» **Your goal**
Copy the lines that follow, keeping every character the same.

» **Dataset listings of figures**

━━━━━━━━━━━━━━━━

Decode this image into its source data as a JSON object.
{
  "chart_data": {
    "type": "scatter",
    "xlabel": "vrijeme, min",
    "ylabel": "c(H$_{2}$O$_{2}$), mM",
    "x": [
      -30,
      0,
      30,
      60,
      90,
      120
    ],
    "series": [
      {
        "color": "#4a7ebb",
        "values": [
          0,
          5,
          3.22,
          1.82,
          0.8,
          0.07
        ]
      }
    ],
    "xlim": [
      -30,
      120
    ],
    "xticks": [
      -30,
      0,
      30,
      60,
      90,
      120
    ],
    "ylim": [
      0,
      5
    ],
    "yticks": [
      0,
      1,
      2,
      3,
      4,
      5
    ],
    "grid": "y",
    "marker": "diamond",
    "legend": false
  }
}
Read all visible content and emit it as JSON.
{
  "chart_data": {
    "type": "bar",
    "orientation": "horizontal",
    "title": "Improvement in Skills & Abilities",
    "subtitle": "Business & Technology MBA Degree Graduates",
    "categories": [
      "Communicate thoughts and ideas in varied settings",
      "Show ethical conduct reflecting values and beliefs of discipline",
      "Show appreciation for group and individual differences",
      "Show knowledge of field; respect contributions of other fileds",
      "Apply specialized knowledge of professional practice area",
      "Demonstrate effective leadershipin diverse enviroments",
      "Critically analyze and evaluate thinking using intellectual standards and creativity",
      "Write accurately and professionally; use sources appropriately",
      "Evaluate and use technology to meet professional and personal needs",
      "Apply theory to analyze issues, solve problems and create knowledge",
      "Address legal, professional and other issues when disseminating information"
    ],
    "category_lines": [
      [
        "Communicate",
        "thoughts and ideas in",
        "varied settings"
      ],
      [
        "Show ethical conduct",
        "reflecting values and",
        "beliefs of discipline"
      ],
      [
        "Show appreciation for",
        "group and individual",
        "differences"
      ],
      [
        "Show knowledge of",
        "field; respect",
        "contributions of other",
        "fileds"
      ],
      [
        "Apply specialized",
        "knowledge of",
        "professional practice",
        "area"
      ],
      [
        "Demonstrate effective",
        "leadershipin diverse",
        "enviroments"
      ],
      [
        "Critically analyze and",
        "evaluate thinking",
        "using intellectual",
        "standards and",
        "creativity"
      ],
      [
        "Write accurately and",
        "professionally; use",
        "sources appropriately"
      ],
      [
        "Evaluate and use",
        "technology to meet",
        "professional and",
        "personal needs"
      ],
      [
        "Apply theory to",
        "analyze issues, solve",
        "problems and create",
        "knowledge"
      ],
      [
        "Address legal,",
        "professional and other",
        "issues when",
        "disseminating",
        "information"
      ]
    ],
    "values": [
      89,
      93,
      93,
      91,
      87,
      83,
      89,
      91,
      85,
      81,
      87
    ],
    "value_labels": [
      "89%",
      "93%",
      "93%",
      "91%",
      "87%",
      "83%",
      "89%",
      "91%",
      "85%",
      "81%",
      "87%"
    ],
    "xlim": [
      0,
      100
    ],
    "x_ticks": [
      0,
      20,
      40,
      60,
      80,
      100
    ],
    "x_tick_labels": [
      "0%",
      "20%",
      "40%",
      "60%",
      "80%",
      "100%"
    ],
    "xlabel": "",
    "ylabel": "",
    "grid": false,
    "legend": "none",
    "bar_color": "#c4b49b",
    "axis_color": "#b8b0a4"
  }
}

━━━━━━━━━━━━━━━━

» **Finished exercise**
Decode this image into its source data as a JSON object.
{
  "chart_data": {
    "type": "scatter",
    "xlabel": "vrijeme, min",
    "ylabel": "c(H$_{2}$O$_{2}$), mM",
    "x": [
      -30,
      0,
      30,
      60,
      90,
      120
    ],
    "series": [
      {
        "color": "#4a7ebb",
        "values": [
          0,
          5,
          3.22,
          1.82,
          0.8,
          0.07
        ]
      }
    ],
    "xlim": [
      -30,
      120
    ],
    "xticks": [
      -30,
      0,
      30,
      60,
      90,
      120
    ],
    "ylim": [
      0,
      5
    ],
    "yticks": [
      0,
      1,
      2,
      3,
      4,
      5
    ],
    "grid": "y",
    "marker": "diamond",
    "legend": false
  }
}
Read all visible content and emit it as JSON.
{
  "chart_data": {
    "type": "bar",
    "orientation": "horizontal",
    "title": "Improvement in Skills & Abilities",
    "subtitle": "Business & Technology MBA Degree Graduates",
    "categories": [
      "Communicate thoughts and ideas in varied settings",
      "Show ethical conduct reflecting values and beliefs of discipline",
      "Show appreciation for group and individual differences",
      "Show knowledge of field; respect contributions of other fileds",
      "Apply specialized knowledge of professional practice area",
      "Demonstrate effective leadershipin diverse enviroments",
      "Critically analyze and evaluate thinking using intellectual standards and creativity",
      "Write accurately and professionally; use sources appropriately",
      "Evaluate and use technology to meet professional and personal needs",
      "Apply theory to analyze issues, solve problems and create knowledge",
      "Address legal, professional and other issues when disseminating information"
    ],
    "category_lines": [
      [
        "Communicate",
        "thoughts and ideas in",
        "varied settings"
      ],
      [
        "Show ethical conduct",
        "reflecting values and",
        "beliefs of discipline"
      ],
      [
        "Show appreciation for",
        "group and individual",
        "differences"
      ],
      [
        "Show knowledge of",
        "field; respect",
        "contributions of other",
        "fileds"
      ],
      [
        "Apply specialized",
        "knowledge of",
        "professional practice",
        "area"
      ],
      [
        "Demonstrate effective",
        "leadershipin diverse",
        "enviroments"
      ],
      [
        "Critically analyze and",
        "evaluate thinking",
        "using intellectual",
        "standards and",
        "creativity"
      ],
      [
        "Write accurately and",
        "professionally; use",
        "sources appropriately"
      ],
      [
        "Evaluate and use",
        "technology to meet",
        "professional and",
        "personal needs"
      ],
      [
        "Apply theory to",
        "analyze issues, solve",
        "problems and create",
        "knowledge"
      ],
      [
        "Address legal,",
        "professional and other",
        "issues when",
        "disseminating",
        "information"
      ]
    ],
    "values": [
      89,
      93,
      93,
      91,
      87,
      83,
      89,
      91,
      85,
      81,
      87
    ],
    "value_labels": [
      "89%",
      "93%",
      "93%",
      "91%",
      "87%",
      "83%",
      "89%",
      "91%",
      "85%",
      "81%",
      "87%"
    ],
    "xlim": [
      0,
      100
    ],
    "x_ticks": [
      0,
      20,
      40,
      60,
      80,
      100
    ],
    "x_tick_labels": [
      "0%",
      "20%",
      "40%",
      "60%",
      "80%",
      "100%"
    ],
    "xlabel": "",
    "ylabel": "",
    "grid": false,
    "legend": "none",
    "bar_color": "#c4b49b",
    "axis_color": "#b8b0a4"
  }
}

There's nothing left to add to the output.